**** DATA EXTRACT

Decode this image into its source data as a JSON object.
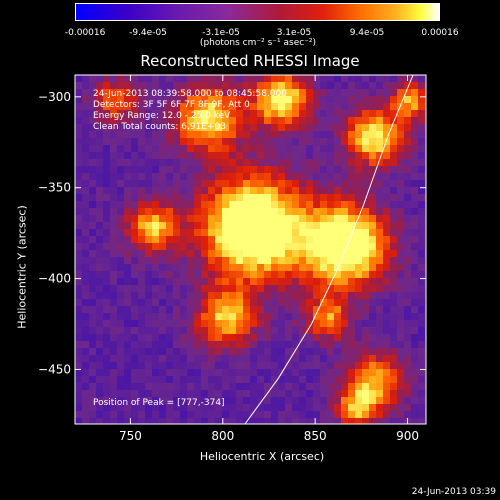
{
  "colorbar": {
    "ticks": [
      "-0.00016",
      "-9.4e-05",
      "-3.1e-05",
      "3.1e-05",
      "9.4e-05",
      "0.00016"
    ],
    "units": "(photons cm⁻² s⁻¹ asec⁻²)"
  },
  "title": "Reconstructed RHESSI Image",
  "annotations": {
    "time": "24-Jun-2013 08:39:58.000 to 08:45:58.000",
    "detectors": "Detectors: 3F 5F 6F 7F 8F 9F, Att 0",
    "energy": "Energy Range: 12.0 - 25.0 keV",
    "clean": "Clean    Total counts: 6.91E+03",
    "peak": "Position of Peak = [777,-374]"
  },
  "footer": "24-Jun-2013 03:39",
  "chart_data": {
    "type": "heatmap",
    "title": "Reconstructed RHESSI Image",
    "xlabel": "Heliocentric X (arcsec)",
    "ylabel": "Heliocentric Y (arcsec)",
    "xlim": [
      720,
      910
    ],
    "ylim": [
      -480,
      -288
    ],
    "xticks": [
      750,
      800,
      850,
      900
    ],
    "yticks": [
      -300,
      -350,
      -400,
      -450
    ],
    "colorscale_range": [
      -0.00016,
      0.00016
    ],
    "peak_position": [
      777,
      -374
    ],
    "limb_curve": [
      [
        812,
        -480
      ],
      [
        830,
        -455
      ],
      [
        848,
        -425
      ],
      [
        862,
        -395
      ],
      [
        876,
        -360
      ],
      [
        890,
        -320
      ],
      [
        903,
        -288
      ]
    ]
  }
}
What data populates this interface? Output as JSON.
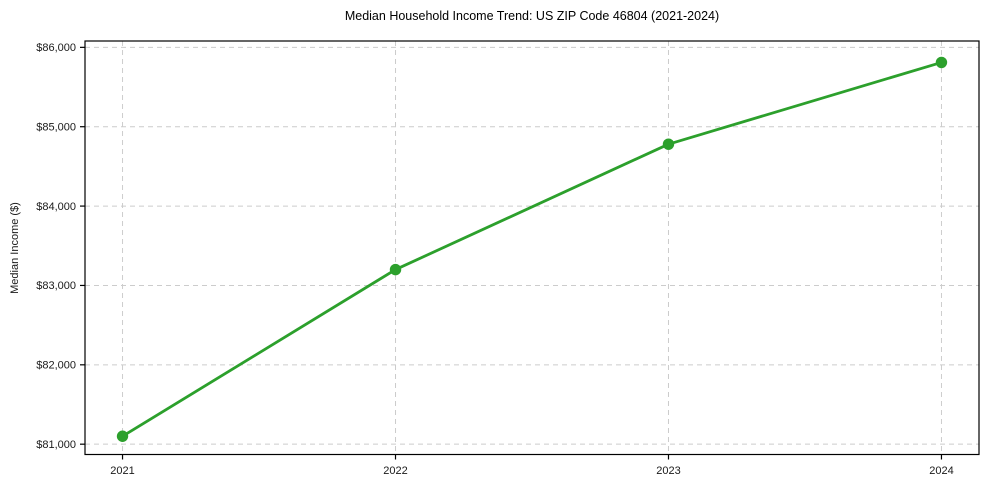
{
  "chart_data": {
    "type": "line",
    "title": "Median Household Income Trend: US ZIP Code 46804 (2021-2024)",
    "ylabel": "Median Income ($)",
    "xlabel": "",
    "x": [
      2021,
      2022,
      2023,
      2024
    ],
    "x_tick_labels": [
      "2021",
      "2022",
      "2023",
      "2024"
    ],
    "series": [
      {
        "name": "Median Income ($)",
        "values": [
          81100,
          83200,
          84780,
          85810
        ],
        "color": "#2ca02c",
        "marker": "circle"
      }
    ],
    "y_ticks": [
      81000,
      82000,
      83000,
      84000,
      85000,
      86000
    ],
    "y_tick_labels": [
      "$81,000",
      "$82,000",
      "$83,000",
      "$84,000",
      "$85,000",
      "$86,000"
    ],
    "xlim": [
      2020.8625,
      2024.1375
    ],
    "ylim": [
      80870,
      86080
    ],
    "grid": {
      "style": "dashed",
      "color": "#cccccc",
      "axes": "both"
    },
    "legend": "none",
    "axis_color": "#000000",
    "tick_label_color": "#1a1a1a",
    "background_color": "#ffffff"
  }
}
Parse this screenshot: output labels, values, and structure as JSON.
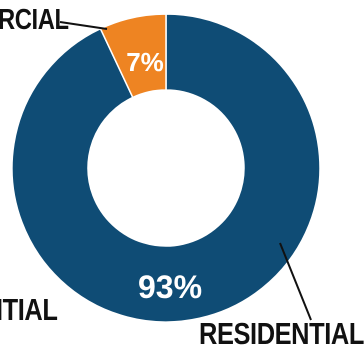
{
  "chart_data": {
    "type": "pie",
    "donut": true,
    "categories": [
      "RESIDENTIAL",
      "COMMERCIAL"
    ],
    "values": [
      93,
      7
    ],
    "value_labels": [
      "93%",
      "7%"
    ],
    "colors": [
      "#0f4c75",
      "#ee8422"
    ],
    "legend": "none"
  },
  "labels": {
    "commercial_partial": "RCIAL",
    "residential_partial": "ITIAL",
    "residential": "RESIDENTIAL"
  }
}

********

TO DO: Pictures are excluded; copy every other part of the records exactly.

EXERCISE RESULT:
Decode this image into its source data as a JSON object.
{
  "colorbar": {
    "ticks": [
      "-0.00016",
      "-9.4e-05",
      "-3.1e-05",
      "3.1e-05",
      "9.4e-05",
      "0.00016"
    ],
    "units": "(photons cm⁻² s⁻¹ asec⁻²)"
  },
  "title": "Reconstructed RHESSI Image",
  "annotations": {
    "time": "24-Jun-2013 08:39:58.000 to 08:45:58.000",
    "detectors": "Detectors: 3F 5F 6F 7F 8F 9F, Att 0",
    "energy": "Energy Range: 12.0 - 25.0 keV",
    "clean": "Clean    Total counts: 6.91E+03",
    "peak": "Position of Peak = [777,-374]"
  },
  "footer": "24-Jun-2013 03:39",
  "chart_data": {
    "type": "heatmap",
    "title": "Reconstructed RHESSI Image",
    "xlabel": "Heliocentric X (arcsec)",
    "ylabel": "Heliocentric Y (arcsec)",
    "xlim": [
      720,
      910
    ],
    "ylim": [
      -480,
      -288
    ],
    "xticks": [
      750,
      800,
      850,
      900
    ],
    "yticks": [
      -300,
      -350,
      -400,
      -450
    ],
    "colorscale_range": [
      -0.00016,
      0.00016
    ],
    "peak_position": [
      777,
      -374
    ],
    "limb_curve": [
      [
        812,
        -480
      ],
      [
        830,
        -455
      ],
      [
        848,
        -425
      ],
      [
        862,
        -395
      ],
      [
        876,
        -360
      ],
      [
        890,
        -320
      ],
      [
        903,
        -288
      ]
    ]
  }
}
What data populates this interface? Output as JSON.
{
  "chart_data": {
    "type": "line",
    "title": "Median Household Income Trend: US ZIP Code 46804 (2021-2024)",
    "ylabel": "Median Income ($)",
    "xlabel": "",
    "x": [
      2021,
      2022,
      2023,
      2024
    ],
    "x_tick_labels": [
      "2021",
      "2022",
      "2023",
      "2024"
    ],
    "series": [
      {
        "name": "Median Income ($)",
        "values": [
          81100,
          83200,
          84780,
          85810
        ],
        "color": "#2ca02c",
        "marker": "circle"
      }
    ],
    "y_ticks": [
      81000,
      82000,
      83000,
      84000,
      85000,
      86000
    ],
    "y_tick_labels": [
      "$81,000",
      "$82,000",
      "$83,000",
      "$84,000",
      "$85,000",
      "$86,000"
    ],
    "xlim": [
      2020.8625,
      2024.1375
    ],
    "ylim": [
      80870,
      86080
    ],
    "grid": {
      "style": "dashed",
      "color": "#cccccc",
      "axes": "both"
    },
    "legend": "none",
    "axis_color": "#000000",
    "tick_label_color": "#1a1a1a",
    "background_color": "#ffffff"
  }
}
Parse this screenshot: output labels, values, and structure as JSON.
{
  "chart_data": {
    "type": "pie",
    "donut": true,
    "categories": [
      "RESIDENTIAL",
      "COMMERCIAL"
    ],
    "values": [
      93,
      7
    ],
    "value_labels": [
      "93%",
      "7%"
    ],
    "colors": [
      "#0f4c75",
      "#ee8422"
    ],
    "legend": "none"
  },
  "labels": {
    "commercial_partial": "RCIAL",
    "residential_partial": "ITIAL",
    "residential": "RESIDENTIAL"
  }
}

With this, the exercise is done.